§ RECORDS TO USE

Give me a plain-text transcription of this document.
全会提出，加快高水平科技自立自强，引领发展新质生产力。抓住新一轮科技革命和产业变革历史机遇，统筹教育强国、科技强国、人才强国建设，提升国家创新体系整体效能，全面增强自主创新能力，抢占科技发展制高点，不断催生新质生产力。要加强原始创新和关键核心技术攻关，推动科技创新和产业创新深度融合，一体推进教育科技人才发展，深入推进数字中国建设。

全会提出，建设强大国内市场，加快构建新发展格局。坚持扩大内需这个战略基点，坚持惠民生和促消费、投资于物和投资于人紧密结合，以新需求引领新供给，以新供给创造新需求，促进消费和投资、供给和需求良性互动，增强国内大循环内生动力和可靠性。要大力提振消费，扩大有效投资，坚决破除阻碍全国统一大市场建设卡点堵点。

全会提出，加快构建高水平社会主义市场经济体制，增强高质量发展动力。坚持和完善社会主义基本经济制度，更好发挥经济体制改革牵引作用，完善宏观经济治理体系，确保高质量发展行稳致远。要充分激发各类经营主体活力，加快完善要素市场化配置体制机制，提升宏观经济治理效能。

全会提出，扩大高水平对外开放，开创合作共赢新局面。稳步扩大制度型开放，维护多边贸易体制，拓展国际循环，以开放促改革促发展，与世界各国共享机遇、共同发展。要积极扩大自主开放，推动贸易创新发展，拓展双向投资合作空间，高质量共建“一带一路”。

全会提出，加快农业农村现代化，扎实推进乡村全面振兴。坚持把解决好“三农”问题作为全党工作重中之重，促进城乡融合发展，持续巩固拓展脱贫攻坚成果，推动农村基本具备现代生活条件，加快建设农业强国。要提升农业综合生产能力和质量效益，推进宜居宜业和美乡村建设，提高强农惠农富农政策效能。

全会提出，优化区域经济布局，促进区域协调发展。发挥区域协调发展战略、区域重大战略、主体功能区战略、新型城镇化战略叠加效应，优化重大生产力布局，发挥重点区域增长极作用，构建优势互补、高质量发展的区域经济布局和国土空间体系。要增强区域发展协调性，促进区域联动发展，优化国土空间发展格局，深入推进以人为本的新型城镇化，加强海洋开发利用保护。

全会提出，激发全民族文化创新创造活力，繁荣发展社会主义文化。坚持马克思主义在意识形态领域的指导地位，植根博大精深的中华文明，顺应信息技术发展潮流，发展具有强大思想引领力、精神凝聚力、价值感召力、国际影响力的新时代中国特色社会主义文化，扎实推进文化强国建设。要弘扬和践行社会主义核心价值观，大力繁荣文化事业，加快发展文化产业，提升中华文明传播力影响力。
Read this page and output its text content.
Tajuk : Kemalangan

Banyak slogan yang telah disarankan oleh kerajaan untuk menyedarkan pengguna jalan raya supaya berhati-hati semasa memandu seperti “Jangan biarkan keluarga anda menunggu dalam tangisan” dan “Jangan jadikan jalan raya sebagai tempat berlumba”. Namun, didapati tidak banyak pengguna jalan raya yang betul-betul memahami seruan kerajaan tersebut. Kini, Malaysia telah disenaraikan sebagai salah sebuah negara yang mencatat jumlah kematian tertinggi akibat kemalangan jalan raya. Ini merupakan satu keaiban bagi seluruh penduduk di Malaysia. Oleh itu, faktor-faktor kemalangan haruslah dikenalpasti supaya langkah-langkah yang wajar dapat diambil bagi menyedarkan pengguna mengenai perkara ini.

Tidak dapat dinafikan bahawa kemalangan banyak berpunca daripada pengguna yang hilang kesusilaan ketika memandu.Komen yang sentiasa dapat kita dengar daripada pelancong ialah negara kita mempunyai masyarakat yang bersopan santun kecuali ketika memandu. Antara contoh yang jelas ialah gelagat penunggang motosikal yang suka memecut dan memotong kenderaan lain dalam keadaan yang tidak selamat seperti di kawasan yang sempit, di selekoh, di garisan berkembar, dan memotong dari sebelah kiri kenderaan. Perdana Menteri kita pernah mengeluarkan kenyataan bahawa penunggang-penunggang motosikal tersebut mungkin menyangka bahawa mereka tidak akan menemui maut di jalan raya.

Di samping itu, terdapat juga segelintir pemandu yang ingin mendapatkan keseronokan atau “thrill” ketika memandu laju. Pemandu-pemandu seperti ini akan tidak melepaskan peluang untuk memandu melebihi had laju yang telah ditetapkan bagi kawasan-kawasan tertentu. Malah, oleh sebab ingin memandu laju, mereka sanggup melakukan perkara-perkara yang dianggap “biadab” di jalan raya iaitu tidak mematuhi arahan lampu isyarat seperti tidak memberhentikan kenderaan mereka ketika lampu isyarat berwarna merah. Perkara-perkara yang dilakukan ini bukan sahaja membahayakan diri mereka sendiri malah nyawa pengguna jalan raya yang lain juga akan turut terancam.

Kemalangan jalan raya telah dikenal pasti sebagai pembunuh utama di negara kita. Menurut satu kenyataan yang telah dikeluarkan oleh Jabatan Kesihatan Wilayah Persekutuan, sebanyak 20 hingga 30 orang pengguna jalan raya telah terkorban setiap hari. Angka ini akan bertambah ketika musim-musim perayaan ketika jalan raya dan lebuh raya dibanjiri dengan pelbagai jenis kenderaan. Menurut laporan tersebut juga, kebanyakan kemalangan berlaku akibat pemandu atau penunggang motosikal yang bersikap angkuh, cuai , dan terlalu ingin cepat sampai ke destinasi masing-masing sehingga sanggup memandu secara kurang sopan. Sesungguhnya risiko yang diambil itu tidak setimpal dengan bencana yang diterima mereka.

§ WHAT YOU SHOULD DO
Reproduce the entries above exactly.

§ RESULT BELOW
Give me a plain-text transcription of this document.
全会提出，加快高水平科技自立自强，引领发展新质生产力。抓住新一轮科技革命和产业变革历史机遇，统筹教育强国、科技强国、人才强国建设，提升国家创新体系整体效能，全面增强自主创新能力，抢占科技发展制高点，不断催生新质生产力。要加强原始创新和关键核心技术攻关，推动科技创新和产业创新深度融合，一体推进教育科技人才发展，深入推进数字中国建设。

全会提出，建设强大国内市场，加快构建新发展格局。坚持扩大内需这个战略基点，坚持惠民生和促消费、投资于物和投资于人紧密结合，以新需求引领新供给，以新供给创造新需求，促进消费和投资、供给和需求良性互动，增强国内大循环内生动力和可靠性。要大力提振消费，扩大有效投资，坚决破除阻碍全国统一大市场建设卡点堵点。

全会提出，加快构建高水平社会主义市场经济体制，增强高质量发展动力。坚持和完善社会主义基本经济制度，更好发挥经济体制改革牵引作用，完善宏观经济治理体系，确保高质量发展行稳致远。要充分激发各类经营主体活力，加快完善要素市场化配置体制机制，提升宏观经济治理效能。

全会提出，扩大高水平对外开放，开创合作共赢新局面。稳步扩大制度型开放，维护多边贸易体制，拓展国际循环，以开放促改革促发展，与世界各国共享机遇、共同发展。要积极扩大自主开放，推动贸易创新发展，拓展双向投资合作空间，高质量共建“一带一路”。

全会提出，加快农业农村现代化，扎实推进乡村全面振兴。坚持把解决好“三农”问题作为全党工作重中之重，促进城乡融合发展，持续巩固拓展脱贫攻坚成果，推动农村基本具备现代生活条件，加快建设农业强国。要提升农业综合生产能力和质量效益，推进宜居宜业和美乡村建设，提高强农惠农富农政策效能。

全会提出，优化区域经济布局，促进区域协调发展。发挥区域协调发展战略、区域重大战略、主体功能区战略、新型城镇化战略叠加效应，优化重大生产力布局，发挥重点区域增长极作用，构建优势互补、高质量发展的区域经济布局和国土空间体系。要增强区域发展协调性，促进区域联动发展，优化国土空间发展格局，深入推进以人为本的新型城镇化，加强海洋开发利用保护。

全会提出，激发全民族文化创新创造活力，繁荣发展社会主义文化。坚持马克思主义在意识形态领域的指导地位，植根博大精深的中华文明，顺应信息技术发展潮流，发展具有强大思想引领力、精神凝聚力、价值感召力、国际影响力的新时代中国特色社会主义文化，扎实推进文化强国建设。要弘扬和践行社会主义核心价值观，大力繁荣文化事业，加快发展文化产业，提升中华文明传播力影响力。
Read this page and output its text content.
Tajuk : Kemalangan

Banyak slogan yang telah disarankan oleh kerajaan untuk menyedarkan pengguna jalan raya supaya berhati-hati semasa memandu seperti “Jangan biarkan keluarga anda menunggu dalam tangisan” dan “Jangan jadikan jalan raya sebagai tempat berlumba”. Namun, didapati tidak banyak pengguna jalan raya yang betul-betul memahami seruan kerajaan tersebut. Kini, Malaysia telah disenaraikan sebagai salah sebuah negara yang mencatat jumlah kematian tertinggi akibat kemalangan jalan raya. Ini merupakan satu keaiban bagi seluruh penduduk di Malaysia. Oleh itu, faktor-faktor kemalangan haruslah dikenalpasti supaya langkah-langkah yang wajar dapat diambil bagi menyedarkan pengguna mengenai perkara ini.

Tidak dapat dinafikan bahawa kemalangan banyak berpunca daripada pengguna yang hilang kesusilaan ketika memandu.Komen yang sentiasa dapat kita dengar daripada pelancong ialah negara kita mempunyai masyarakat yang bersopan santun kecuali ketika memandu. Antara contoh yang jelas ialah gelagat penunggang motosikal yang suka memecut dan memotong kenderaan lain dalam keadaan yang tidak selamat seperti di kawasan yang sempit, di selekoh, di garisan berkembar, dan memotong dari sebelah kiri kenderaan. Perdana Menteri kita pernah mengeluarkan kenyataan bahawa penunggang-penunggang motosikal tersebut mungkin menyangka bahawa mereka tidak akan menemui maut di jalan raya.

Di samping itu, terdapat juga segelintir pemandu yang ingin mendapatkan keseronokan atau “thrill” ketika memandu laju. Pemandu-pemandu seperti ini akan tidak melepaskan peluang untuk memandu melebihi had laju yang telah ditetapkan bagi kawasan-kawasan tertentu. Malah, oleh sebab ingin memandu laju, mereka sanggup melakukan perkara-perkara yang dianggap “biadab” di jalan raya iaitu tidak mematuhi arahan lampu isyarat seperti tidak memberhentikan kenderaan mereka ketika lampu isyarat berwarna merah. Perkara-perkara yang dilakukan ini bukan sahaja membahayakan diri mereka sendiri malah nyawa pengguna jalan raya yang lain juga akan turut terancam.

Kemalangan jalan raya telah dikenal pasti sebagai pembunuh utama di negara kita. Menurut satu kenyataan yang telah dikeluarkan oleh Jabatan Kesihatan Wilayah Persekutuan, sebanyak 20 hingga 30 orang pengguna jalan raya telah terkorban setiap hari. Angka ini akan bertambah ketika musim-musim perayaan ketika jalan raya dan lebuh raya dibanjiri dengan pelbagai jenis kenderaan. Menurut laporan tersebut juga, kebanyakan kemalangan berlaku akibat pemandu atau penunggang motosikal yang bersikap angkuh, cuai , dan terlalu ingin cepat sampai ke destinasi masing-masing sehingga sanggup memandu secara kurang sopan. Sesungguhnya risiko yang diambil itu tidak setimpal dengan bencana yang diterima mereka.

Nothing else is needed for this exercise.